Excerto da fonte:
┏━━

No entanto, a presente expedição, que na realidade foram duas, também não fica por menos, tantos os lugares de atração e de referência mundial, todos dominados por ambiente desértico ou semidesértico: o lago seco do Etosha, que alberga uma das mais interessantes reservas de vida selvagem do planeta, a geomorfologia do Vale de Ugab, a floresta petrificada de Khorixas, a cidade mineira de Uis, terminando na longa Costa dos Esqueletos, onde o deserto de areia encontra o Atlântico Sul com três pontos de extraordinária identidade: Cape Cross, Walvis Bay, concluindo-se a visita no lugar de Sandwich Harbour (FIGURA 1). Começando pelo Norte, entramos na chamada Bacia do Owambo, cuja história geológica mais antiga remonta ao Proterozoico, uma idade muito bem preservada nas rochas por este lado do mundo2.
Estamos na reserva natural do Etosha, na região do Cunene, onde é possível o contacto, quase num frente-a-frente, com os Big Five. Sem esquecer todos os outros animais selvagens que andam por este tipo de paragens (FIGURA 2). A intenção é mesmo observar a diversidade faunística de quatro patas que por aqui vive, protegida, bastando para isso procurar os múltiplos charcos que existem em toda a reserva, que se enchem de água em torno do verão austral. A perpétua busca pelo bem mais precioso da vida.
Atente-se que, devido ao facto do clima não ser totalmente árido, uma parte significativa desta área converte-se num lago sazonal durante o curto período das chuvas.
Este vasto espaço tem um substrato de rochas sedimentares pouco permeáveis, onde se incluem evaporitos, carbonatos, lutitos e arenitos, numa sucessão de idade bastante recente, datada do Neogénico (Miocénico — Holocénico). Este registo, por vezes com uma mineralogia bastante singular, conta com meia centena de metros de sedimentos, e alguns níveis a exibirem evidências fossilíferas muito próximas dos parentes atuais, entre os 6 e os 4 milhões de anos. Todo este conjunto de sedimentos ter-se-á formado em ambiente lacustre, quando as condições climáticas eram ligeiramente diferentes das atuais (FIGURA 3)3, 4. Um paIeoIago com muita história, muito para além da biodiversidade que hoje se observa.
Em direção a sul, e antes da visita a Khorixas, a passagem pelo Vale de Ugab, o rio que dá nome à região, é obrigatória. Continuamos em terrenos cenozoicos, embora mais antigos do que os do Etosha. Na paisagem despontam uma série de geoformas notáveis, resultantes da intensa erosão entre as várias unidades sedimentares de natureza arenosa e conglomerática que aqui se encontram registadas. Estamos a referir-nos às conhecidas “mesas de Ugab”, onde se inclui, também, a afamada e icónica finger rock, a Vingerklip, em africâner (FIGURA 4)5. Todo um lugar que, pela geomorfologia e pelos processos envolvidos, nos faz lembrar outras paragens, a começar pelo faroeste americano.

┗━━

Dados brutos:
┏━━

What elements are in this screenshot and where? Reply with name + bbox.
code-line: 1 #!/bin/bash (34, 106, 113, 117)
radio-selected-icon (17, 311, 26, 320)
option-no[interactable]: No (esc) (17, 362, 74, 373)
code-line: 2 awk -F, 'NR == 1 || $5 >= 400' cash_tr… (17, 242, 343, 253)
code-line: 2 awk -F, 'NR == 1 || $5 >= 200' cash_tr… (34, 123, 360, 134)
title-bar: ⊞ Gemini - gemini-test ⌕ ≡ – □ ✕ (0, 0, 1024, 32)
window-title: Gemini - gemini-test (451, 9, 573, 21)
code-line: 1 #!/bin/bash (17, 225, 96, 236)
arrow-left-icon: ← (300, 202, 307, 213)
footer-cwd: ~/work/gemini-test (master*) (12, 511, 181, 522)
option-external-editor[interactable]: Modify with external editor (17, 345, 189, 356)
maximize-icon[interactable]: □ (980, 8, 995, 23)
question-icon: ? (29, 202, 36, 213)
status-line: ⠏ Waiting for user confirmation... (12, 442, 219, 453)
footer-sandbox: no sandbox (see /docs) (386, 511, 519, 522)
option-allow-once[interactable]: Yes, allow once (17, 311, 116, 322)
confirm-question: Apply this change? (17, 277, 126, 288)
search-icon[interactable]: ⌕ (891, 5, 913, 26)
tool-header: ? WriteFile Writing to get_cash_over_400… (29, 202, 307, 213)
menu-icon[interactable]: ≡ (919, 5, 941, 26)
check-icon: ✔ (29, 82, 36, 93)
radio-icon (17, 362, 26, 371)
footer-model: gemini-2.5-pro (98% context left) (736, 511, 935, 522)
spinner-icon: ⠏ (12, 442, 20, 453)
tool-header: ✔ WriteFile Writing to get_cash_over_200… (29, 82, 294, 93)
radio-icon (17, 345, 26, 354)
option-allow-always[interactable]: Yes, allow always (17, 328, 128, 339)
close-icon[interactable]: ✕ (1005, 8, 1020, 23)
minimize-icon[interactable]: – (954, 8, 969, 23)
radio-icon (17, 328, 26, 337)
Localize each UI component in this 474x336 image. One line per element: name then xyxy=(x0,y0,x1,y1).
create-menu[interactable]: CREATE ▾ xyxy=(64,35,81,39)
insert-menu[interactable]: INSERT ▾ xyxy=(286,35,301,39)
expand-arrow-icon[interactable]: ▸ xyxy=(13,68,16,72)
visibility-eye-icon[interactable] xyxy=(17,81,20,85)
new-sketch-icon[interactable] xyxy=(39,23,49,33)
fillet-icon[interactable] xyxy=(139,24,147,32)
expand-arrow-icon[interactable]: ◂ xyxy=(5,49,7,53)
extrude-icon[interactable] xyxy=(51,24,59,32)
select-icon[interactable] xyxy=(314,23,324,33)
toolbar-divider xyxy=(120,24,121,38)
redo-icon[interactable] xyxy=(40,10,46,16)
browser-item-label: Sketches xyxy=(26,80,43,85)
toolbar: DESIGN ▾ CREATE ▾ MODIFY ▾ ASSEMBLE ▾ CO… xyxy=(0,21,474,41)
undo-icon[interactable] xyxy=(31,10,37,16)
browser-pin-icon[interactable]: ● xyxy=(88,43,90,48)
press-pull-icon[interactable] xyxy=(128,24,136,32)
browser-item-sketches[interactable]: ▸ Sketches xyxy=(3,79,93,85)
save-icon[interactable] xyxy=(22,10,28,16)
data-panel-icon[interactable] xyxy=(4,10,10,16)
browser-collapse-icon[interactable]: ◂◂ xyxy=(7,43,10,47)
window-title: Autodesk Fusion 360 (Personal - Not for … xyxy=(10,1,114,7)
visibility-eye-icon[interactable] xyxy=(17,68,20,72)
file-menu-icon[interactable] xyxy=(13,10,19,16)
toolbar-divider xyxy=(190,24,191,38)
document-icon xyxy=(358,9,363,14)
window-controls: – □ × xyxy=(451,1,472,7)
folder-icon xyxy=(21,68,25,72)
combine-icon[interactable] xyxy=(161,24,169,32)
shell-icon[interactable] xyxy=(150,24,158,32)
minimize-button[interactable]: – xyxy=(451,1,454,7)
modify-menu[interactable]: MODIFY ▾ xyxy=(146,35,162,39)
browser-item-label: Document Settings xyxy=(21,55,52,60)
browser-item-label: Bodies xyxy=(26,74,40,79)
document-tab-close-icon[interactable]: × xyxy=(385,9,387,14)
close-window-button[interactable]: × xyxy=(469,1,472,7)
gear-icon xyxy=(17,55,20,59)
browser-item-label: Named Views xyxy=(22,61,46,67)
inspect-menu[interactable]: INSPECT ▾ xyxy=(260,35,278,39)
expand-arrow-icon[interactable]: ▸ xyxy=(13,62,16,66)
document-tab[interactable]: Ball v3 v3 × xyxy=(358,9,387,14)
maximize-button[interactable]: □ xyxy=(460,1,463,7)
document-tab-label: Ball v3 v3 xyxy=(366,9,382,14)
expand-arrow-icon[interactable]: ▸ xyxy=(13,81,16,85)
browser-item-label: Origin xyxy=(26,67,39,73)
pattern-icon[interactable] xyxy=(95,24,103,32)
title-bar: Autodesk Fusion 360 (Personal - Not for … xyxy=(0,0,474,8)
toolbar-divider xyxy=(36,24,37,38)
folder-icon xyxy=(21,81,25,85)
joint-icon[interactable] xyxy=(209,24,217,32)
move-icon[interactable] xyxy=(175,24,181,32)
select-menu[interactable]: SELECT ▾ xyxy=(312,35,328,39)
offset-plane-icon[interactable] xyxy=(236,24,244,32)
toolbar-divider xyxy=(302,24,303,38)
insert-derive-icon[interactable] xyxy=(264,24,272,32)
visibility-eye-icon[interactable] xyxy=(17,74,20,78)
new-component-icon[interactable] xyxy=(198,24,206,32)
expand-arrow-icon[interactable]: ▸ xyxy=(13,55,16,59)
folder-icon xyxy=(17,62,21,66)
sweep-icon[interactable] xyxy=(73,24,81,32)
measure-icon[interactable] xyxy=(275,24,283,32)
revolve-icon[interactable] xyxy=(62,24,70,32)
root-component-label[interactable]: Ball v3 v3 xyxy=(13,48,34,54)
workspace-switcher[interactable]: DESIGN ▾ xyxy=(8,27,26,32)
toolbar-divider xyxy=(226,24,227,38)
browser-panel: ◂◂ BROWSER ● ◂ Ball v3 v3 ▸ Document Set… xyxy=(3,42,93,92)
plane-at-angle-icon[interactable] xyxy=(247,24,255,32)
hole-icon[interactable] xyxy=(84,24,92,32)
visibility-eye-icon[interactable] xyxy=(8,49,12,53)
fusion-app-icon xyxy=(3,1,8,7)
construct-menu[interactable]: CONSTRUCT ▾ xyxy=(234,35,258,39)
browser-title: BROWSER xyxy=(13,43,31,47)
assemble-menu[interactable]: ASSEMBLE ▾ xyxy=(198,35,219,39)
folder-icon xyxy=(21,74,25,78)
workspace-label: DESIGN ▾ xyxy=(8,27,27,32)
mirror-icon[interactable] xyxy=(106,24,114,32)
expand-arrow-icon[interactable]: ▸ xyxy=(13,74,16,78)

┗━━

O problema: No texto sobre a expedição ao Etosha e ao Vale de Ugab, que nome em africâner se dá à finger rock?

Resultado do exercício: Vingerklip.